Quoted passage:
================

Similar to his first 50 days of visits, Simons recently visited eight Weyerhaeuser sites in four days. The trip included the announcement that the company would permanently close a former Plum Creek lumber mill and plywood mill in Columbia Falls, MT, that will be consolidated into Weyerhaeuser’s Kalispell operation. Simons says the shutdown was due to a regional log supply shortage and would lead to improved regional “operating performance” for the company.
In September, Weyerhaeuser moved from its pristine-looking, suburban Federal Way, WA, headquarters campus into downtown Seattle’s Pioneer Square. The company will occupy a new seven-story, 180,000-ft2 building in a neighborhood with art galleries, Internet companies, and cafes.
Simons says a big driver for the move is to create a site attractive to “next-gen” workers. “We have an aging workforce. When they walk out the door, we need folks behind them ready to work.”
WEYCO’S MOVE AWAY FROM PULP AND PAPER
The facelift is dramatic for a forest products firm that generated 40 percent of its US$11.5 billion in 1998 from pulp and paper, and was the third-largest US pulp and paper company in 2003 with US$19.87 billion in revenue, behind IP and Georgia-Pacific.
In 1931, Weyerhaeuser started up its first pulp mill in Longview; according to reports, this helped the firm through the Great Depression. Weyerhaeuser began peeling away from pulp and paper by selling its fine paper unit to Domtar for US$3.3 billion in 2006, followed by the sale of its containerboard, corrugated, and recycling unit to IP for US$6 billion in 2008. These came in the aftermath of a two-year hostile takeover of Pacific Northwest rival Willamette Industries for US$8.1 billion in 2002. Some analysts today call the Weyerhaeuser/Willamette deal a failure because of problems meshing two business cultures into one under the Weyerhaeuser banner while at the same time trying to increase profits.

================

Records provided:
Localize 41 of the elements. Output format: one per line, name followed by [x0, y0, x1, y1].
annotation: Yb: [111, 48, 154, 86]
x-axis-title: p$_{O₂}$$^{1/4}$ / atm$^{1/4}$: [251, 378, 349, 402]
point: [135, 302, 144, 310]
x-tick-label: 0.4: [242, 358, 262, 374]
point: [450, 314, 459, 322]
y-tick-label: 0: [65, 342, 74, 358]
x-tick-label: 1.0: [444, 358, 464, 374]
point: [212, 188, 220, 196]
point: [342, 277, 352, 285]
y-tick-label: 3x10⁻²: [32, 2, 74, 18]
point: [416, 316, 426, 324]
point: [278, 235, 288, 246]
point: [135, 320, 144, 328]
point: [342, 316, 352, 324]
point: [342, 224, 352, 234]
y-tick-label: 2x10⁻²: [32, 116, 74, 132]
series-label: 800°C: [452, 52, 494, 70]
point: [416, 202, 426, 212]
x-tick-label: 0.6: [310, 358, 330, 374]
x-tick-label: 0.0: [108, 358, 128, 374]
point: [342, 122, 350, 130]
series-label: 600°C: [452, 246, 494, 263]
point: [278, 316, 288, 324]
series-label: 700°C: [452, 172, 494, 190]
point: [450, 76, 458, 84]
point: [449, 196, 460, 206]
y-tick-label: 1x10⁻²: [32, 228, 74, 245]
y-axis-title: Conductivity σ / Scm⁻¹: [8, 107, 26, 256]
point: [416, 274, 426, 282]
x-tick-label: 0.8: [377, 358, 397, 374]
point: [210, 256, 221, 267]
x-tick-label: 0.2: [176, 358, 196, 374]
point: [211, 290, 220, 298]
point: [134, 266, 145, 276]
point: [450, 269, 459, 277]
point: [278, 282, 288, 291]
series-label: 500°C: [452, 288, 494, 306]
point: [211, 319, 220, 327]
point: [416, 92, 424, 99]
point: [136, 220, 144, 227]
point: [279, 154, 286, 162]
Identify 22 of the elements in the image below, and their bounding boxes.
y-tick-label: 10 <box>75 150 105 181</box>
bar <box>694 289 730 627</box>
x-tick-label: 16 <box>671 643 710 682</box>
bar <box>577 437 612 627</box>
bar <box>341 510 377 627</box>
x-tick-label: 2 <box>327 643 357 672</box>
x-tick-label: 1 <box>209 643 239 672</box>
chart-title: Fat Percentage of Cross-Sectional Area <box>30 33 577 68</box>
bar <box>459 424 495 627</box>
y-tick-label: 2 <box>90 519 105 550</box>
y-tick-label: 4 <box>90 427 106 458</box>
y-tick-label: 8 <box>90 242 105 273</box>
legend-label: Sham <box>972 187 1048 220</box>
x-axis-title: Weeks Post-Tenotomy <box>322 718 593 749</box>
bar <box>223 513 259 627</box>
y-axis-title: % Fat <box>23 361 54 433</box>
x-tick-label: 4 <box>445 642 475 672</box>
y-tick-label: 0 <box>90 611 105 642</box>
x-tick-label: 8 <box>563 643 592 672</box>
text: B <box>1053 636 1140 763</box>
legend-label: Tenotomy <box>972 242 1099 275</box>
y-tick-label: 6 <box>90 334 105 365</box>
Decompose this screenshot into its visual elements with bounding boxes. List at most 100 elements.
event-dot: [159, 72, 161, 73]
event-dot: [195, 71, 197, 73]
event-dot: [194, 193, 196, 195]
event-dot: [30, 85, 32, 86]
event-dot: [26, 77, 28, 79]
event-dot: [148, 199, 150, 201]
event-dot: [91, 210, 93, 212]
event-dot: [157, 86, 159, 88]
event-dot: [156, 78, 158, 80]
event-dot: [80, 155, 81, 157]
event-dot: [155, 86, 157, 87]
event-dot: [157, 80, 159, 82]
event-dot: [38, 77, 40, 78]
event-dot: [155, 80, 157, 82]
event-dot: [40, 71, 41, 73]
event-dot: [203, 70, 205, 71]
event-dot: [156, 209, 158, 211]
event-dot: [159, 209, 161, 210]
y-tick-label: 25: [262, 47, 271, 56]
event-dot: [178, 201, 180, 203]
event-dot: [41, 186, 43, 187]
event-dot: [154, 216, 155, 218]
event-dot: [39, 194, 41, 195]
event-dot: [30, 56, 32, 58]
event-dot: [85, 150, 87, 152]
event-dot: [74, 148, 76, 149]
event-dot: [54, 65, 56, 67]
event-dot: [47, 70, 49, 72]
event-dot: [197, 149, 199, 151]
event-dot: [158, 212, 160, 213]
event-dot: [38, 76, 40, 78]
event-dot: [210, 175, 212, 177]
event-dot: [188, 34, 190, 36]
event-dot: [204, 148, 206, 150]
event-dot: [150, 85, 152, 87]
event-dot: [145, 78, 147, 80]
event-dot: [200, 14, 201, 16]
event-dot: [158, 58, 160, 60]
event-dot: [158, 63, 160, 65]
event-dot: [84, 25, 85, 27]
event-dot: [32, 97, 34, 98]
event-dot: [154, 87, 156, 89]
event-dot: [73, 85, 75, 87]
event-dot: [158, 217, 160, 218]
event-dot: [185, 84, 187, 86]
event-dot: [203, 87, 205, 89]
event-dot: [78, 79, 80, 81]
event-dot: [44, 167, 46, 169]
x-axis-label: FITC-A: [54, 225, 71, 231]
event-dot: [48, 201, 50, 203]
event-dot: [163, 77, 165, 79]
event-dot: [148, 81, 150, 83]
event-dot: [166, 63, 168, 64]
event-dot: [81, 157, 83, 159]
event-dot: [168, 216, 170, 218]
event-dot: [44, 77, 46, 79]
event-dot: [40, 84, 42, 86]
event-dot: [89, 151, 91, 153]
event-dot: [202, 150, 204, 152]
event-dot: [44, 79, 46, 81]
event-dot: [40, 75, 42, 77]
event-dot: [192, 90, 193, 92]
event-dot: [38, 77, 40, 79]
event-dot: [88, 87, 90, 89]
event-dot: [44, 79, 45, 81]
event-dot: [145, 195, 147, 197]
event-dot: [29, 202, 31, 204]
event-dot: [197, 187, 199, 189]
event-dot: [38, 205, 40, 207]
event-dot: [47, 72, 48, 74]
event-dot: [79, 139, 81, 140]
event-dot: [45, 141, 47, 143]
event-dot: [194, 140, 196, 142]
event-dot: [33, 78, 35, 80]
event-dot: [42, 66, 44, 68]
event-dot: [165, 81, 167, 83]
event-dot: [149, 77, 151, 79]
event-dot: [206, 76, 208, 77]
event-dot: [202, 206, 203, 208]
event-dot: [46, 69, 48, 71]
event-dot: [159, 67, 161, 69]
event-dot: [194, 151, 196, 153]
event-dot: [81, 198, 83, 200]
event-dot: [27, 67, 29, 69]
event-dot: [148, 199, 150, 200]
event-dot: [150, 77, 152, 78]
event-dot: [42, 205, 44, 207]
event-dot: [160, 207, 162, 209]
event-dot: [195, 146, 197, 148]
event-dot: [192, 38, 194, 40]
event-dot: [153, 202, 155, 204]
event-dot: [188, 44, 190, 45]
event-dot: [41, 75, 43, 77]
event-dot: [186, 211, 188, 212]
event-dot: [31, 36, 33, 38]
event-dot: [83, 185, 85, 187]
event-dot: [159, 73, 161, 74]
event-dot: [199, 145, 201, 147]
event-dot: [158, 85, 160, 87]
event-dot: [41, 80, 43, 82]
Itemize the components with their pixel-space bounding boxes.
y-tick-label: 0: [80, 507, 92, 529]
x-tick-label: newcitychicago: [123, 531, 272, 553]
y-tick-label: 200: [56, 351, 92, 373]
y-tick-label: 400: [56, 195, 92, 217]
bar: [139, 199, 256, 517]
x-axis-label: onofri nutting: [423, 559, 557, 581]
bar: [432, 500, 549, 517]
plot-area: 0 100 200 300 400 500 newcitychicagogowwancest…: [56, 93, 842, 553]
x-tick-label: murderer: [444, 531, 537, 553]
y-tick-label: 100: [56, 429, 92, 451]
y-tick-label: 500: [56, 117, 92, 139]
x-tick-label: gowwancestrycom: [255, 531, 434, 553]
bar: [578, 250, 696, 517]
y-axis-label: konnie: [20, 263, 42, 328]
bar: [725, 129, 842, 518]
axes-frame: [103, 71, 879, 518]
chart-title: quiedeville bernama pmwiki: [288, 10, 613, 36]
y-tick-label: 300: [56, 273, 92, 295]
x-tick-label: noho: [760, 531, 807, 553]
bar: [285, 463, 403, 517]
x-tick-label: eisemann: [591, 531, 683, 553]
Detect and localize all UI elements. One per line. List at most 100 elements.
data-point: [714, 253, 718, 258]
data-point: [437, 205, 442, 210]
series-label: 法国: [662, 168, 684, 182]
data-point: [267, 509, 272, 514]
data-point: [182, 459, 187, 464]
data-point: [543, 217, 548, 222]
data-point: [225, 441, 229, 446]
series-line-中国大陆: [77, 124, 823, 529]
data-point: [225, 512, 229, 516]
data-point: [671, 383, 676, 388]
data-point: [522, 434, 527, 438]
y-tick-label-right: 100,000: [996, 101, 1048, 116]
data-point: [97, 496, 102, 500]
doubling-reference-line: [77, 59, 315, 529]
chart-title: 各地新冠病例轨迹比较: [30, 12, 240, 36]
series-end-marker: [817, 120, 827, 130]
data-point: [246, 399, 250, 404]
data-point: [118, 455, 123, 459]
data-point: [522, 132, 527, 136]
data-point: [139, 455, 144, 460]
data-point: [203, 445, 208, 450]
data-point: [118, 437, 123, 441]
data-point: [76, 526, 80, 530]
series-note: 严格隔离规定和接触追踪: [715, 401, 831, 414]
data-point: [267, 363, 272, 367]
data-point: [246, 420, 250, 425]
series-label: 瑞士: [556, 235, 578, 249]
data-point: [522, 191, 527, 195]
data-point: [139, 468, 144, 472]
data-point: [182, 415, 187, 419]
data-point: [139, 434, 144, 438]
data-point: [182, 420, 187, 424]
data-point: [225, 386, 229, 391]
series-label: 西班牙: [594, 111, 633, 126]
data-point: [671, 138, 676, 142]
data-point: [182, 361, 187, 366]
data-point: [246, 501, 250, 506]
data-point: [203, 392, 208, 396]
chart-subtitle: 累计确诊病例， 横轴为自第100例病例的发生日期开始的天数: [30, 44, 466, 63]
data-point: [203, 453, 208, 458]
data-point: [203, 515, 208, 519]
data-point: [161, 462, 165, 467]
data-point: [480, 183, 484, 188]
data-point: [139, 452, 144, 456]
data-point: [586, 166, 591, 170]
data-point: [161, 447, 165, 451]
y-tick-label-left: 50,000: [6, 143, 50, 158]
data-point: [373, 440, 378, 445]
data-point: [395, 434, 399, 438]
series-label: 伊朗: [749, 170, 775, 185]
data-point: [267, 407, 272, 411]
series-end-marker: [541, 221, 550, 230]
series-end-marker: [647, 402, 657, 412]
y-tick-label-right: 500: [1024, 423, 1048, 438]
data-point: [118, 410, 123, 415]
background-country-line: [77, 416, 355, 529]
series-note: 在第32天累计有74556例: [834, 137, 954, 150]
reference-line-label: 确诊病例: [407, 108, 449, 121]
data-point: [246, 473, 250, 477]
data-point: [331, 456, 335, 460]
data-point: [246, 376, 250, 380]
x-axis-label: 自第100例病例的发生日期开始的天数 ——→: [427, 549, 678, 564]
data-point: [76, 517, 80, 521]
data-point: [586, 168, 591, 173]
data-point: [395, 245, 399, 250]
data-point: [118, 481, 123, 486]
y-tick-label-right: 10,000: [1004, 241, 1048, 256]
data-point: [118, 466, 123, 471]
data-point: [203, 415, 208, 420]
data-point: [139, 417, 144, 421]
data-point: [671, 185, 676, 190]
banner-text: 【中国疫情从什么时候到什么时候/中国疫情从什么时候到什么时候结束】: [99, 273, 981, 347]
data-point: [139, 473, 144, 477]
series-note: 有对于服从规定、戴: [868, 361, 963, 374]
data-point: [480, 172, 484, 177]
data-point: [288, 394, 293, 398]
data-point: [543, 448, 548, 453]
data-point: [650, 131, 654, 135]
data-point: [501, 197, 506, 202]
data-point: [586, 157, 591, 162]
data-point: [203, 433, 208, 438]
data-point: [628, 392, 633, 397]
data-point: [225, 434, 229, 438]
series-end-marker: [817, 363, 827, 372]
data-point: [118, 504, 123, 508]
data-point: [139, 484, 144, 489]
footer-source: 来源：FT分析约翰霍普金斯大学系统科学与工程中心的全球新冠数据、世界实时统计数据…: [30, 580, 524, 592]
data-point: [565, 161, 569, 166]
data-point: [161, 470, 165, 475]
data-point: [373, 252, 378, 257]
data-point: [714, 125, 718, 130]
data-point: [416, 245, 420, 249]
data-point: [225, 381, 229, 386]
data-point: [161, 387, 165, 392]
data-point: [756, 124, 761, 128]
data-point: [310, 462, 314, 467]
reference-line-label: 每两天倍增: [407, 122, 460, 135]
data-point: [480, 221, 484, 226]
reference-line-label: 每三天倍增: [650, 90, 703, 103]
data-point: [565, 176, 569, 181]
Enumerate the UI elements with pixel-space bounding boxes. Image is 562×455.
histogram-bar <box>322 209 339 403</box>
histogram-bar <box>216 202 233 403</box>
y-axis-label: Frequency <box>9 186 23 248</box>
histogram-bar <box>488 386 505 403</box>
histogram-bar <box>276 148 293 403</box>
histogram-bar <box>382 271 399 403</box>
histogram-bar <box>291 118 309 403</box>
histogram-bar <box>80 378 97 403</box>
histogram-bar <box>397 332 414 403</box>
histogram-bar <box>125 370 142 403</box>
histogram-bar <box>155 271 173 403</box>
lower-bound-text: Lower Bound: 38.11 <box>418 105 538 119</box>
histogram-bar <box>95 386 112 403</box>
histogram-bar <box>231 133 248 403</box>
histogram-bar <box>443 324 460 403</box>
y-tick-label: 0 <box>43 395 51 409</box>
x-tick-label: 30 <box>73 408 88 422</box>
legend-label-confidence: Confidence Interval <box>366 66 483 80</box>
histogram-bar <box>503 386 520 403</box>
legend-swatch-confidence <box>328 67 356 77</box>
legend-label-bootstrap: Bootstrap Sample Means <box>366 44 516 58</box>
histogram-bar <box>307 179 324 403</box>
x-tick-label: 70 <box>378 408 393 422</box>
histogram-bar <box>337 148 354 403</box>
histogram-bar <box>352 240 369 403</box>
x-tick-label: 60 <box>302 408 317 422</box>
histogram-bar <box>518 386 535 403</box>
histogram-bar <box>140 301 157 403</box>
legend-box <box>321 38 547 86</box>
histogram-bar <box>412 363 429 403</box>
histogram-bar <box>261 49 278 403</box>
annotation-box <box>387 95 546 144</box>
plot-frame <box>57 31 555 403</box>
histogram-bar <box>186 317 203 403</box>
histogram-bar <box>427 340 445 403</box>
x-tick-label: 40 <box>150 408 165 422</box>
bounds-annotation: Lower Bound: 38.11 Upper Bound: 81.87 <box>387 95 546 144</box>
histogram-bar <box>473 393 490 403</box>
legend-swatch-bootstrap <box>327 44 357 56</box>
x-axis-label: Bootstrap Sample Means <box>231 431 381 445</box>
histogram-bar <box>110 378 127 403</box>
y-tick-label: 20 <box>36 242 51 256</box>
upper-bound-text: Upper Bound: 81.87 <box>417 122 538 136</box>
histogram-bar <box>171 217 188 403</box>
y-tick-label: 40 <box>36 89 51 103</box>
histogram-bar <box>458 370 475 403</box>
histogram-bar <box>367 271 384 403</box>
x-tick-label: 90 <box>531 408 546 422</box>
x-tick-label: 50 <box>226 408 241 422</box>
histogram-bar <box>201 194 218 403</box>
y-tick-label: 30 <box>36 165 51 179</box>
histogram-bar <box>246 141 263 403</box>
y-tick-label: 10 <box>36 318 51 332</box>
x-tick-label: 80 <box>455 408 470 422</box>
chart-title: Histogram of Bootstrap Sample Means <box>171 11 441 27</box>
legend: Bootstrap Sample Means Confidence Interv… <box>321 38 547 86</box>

================

Answer from the Weyerhaeuser passage:
(a) Where did the company move its headquarters in September?
(b) To which company did it sell its fine paper unit in 2006, and for how much?
(c) In what year and where did it start up its first pulp mill?
Rely only on the Weyerhaeuser passage, not on the data.

(a) To downtown Seattle's Pioneer Square.
(b) To Domtar, for US$3.3 billion.
(c) In 1931, in Longview.